#### [Entries shown]
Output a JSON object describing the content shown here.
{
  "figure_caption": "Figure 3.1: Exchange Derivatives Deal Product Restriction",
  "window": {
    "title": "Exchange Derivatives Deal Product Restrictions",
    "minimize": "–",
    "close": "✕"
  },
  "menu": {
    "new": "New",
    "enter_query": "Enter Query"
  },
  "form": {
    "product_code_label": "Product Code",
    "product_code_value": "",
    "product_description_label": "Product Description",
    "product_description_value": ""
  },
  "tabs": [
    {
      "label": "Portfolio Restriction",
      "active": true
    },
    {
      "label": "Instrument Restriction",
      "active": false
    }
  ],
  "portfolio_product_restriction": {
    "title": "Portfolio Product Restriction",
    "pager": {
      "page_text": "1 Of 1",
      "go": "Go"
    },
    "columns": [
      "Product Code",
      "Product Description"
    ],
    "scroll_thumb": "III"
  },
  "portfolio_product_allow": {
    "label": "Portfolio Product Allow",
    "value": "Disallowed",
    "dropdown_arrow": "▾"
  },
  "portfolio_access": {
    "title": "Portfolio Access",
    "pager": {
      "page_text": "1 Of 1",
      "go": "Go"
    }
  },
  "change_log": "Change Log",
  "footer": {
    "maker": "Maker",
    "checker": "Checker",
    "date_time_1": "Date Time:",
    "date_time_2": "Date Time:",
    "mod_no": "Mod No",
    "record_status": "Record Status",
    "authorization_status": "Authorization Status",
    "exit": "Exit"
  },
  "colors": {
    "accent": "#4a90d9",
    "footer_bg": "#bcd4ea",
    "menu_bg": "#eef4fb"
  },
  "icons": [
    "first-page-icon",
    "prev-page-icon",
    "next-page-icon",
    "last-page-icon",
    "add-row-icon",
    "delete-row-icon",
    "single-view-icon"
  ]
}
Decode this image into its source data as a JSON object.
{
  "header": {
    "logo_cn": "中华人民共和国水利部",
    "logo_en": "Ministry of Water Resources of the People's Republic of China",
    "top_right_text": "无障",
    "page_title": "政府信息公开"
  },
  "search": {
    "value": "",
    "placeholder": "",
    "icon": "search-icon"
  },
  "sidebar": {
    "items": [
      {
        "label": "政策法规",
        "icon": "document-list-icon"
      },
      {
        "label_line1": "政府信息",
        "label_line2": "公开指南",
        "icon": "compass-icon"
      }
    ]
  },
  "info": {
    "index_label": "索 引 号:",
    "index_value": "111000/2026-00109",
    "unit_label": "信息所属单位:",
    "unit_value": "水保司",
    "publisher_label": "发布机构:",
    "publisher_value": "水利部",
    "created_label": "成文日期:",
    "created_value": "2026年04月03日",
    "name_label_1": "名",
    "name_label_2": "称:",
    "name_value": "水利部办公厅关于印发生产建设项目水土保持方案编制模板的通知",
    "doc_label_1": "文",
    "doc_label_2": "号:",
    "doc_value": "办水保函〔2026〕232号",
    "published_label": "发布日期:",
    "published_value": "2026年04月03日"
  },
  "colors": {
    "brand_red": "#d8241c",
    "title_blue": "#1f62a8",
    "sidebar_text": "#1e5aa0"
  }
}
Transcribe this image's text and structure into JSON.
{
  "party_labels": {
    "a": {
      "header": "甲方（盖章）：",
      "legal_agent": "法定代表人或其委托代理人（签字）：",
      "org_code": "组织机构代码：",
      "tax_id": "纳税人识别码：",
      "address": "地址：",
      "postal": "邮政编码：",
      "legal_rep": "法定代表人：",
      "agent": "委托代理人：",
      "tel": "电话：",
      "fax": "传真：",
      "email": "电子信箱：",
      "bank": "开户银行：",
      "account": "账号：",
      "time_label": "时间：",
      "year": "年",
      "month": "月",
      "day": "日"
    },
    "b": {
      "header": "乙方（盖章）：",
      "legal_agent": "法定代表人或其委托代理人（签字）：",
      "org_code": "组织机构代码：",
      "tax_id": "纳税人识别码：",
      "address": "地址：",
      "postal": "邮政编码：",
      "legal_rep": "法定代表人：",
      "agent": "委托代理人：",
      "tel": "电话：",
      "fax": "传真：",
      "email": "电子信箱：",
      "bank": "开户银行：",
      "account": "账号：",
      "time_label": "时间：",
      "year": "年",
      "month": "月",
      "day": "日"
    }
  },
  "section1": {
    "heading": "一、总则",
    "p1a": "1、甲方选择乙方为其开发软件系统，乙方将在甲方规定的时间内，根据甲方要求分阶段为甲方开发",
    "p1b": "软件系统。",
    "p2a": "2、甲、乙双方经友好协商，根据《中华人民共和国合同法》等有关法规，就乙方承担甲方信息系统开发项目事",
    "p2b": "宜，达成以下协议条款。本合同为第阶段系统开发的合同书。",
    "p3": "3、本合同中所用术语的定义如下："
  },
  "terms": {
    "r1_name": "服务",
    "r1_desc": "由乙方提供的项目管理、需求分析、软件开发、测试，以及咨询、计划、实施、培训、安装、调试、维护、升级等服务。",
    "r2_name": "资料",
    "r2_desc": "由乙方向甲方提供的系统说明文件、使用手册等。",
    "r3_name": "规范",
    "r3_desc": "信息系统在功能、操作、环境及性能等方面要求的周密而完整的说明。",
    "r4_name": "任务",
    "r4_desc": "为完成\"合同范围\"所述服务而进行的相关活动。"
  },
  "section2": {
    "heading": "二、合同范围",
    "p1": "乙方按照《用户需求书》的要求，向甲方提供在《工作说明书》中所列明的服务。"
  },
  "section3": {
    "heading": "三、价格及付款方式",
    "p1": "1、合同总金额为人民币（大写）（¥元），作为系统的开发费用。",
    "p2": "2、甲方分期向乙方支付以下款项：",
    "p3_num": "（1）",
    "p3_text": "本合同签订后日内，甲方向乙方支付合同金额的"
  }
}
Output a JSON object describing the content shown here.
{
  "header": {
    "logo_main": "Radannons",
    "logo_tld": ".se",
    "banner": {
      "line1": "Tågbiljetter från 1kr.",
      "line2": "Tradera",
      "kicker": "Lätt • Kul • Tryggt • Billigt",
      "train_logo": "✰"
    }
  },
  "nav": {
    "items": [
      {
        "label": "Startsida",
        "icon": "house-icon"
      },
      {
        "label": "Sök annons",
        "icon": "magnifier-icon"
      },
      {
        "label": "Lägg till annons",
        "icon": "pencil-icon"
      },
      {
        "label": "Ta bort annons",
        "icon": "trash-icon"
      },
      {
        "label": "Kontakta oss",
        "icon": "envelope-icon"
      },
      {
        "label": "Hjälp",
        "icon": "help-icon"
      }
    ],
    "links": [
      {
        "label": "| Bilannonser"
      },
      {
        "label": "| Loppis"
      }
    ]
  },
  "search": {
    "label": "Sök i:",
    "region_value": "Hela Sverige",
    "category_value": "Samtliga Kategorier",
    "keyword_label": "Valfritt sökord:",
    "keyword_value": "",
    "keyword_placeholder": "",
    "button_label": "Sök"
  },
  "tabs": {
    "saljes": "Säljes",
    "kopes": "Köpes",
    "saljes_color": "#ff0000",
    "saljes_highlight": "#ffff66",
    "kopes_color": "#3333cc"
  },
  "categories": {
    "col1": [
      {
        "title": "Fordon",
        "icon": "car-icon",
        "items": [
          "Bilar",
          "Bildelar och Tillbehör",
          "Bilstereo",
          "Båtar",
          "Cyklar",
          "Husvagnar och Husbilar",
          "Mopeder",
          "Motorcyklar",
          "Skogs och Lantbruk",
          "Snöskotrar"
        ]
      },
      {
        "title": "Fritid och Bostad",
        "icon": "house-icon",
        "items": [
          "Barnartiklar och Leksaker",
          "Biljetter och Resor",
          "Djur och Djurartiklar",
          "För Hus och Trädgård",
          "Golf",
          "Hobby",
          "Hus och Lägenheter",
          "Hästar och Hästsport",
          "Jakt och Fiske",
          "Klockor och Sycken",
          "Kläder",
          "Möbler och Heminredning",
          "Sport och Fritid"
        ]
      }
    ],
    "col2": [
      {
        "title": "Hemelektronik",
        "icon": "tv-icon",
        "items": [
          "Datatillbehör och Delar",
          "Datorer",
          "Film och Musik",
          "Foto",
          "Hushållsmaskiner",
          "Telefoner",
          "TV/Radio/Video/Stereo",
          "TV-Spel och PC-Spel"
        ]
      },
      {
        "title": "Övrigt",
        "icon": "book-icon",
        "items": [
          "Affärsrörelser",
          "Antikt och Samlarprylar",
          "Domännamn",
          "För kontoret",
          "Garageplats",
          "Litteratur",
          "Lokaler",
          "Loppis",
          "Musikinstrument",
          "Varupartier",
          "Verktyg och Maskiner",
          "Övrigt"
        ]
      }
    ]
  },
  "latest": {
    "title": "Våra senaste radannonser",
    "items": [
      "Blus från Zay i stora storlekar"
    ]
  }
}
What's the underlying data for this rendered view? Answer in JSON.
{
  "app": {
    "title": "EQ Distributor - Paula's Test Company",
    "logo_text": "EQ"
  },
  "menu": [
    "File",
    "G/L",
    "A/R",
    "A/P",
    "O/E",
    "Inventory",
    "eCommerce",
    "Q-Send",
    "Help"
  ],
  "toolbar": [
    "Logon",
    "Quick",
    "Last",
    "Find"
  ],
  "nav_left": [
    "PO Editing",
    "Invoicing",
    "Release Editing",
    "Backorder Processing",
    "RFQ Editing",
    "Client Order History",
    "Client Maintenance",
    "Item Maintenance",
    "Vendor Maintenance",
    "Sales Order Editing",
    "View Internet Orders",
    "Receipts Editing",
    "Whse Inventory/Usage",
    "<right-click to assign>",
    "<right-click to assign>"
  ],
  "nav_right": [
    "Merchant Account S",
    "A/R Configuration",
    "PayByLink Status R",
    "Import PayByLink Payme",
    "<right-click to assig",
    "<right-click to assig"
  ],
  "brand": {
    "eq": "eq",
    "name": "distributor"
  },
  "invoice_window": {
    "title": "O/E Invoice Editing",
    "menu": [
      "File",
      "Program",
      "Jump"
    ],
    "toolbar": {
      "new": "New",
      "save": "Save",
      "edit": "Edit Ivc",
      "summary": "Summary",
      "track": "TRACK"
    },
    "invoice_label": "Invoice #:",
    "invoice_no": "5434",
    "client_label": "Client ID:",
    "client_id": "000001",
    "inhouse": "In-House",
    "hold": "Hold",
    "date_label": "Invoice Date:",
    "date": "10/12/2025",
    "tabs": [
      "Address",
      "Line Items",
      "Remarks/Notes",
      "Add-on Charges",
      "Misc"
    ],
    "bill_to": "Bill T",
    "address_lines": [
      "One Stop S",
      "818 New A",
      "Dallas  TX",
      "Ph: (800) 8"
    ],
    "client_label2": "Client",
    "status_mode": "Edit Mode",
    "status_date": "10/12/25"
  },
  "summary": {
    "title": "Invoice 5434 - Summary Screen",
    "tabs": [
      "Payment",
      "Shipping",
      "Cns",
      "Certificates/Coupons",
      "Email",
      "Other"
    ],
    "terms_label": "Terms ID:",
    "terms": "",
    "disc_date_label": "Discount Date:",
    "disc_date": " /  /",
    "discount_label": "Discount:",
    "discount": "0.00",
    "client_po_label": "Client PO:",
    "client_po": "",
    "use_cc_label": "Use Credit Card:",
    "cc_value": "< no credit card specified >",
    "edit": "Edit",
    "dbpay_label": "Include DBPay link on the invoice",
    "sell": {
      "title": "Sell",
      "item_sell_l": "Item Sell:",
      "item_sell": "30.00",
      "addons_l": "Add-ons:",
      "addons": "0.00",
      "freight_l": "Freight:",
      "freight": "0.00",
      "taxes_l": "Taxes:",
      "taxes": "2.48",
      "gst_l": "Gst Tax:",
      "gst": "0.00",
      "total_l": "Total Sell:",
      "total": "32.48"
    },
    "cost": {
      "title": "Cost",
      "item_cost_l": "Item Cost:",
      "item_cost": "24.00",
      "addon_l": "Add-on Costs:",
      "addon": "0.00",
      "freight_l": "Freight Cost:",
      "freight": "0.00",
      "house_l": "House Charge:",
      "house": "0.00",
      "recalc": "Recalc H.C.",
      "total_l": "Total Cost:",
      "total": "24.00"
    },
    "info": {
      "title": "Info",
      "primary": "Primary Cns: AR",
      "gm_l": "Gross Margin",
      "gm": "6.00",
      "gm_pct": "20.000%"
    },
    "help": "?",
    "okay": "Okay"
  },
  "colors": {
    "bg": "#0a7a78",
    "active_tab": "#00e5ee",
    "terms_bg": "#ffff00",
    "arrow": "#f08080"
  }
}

#### [Task description]
The required answer is a single number: the count of lines in the entries that hold the string "assign".

#### [Correct result]
2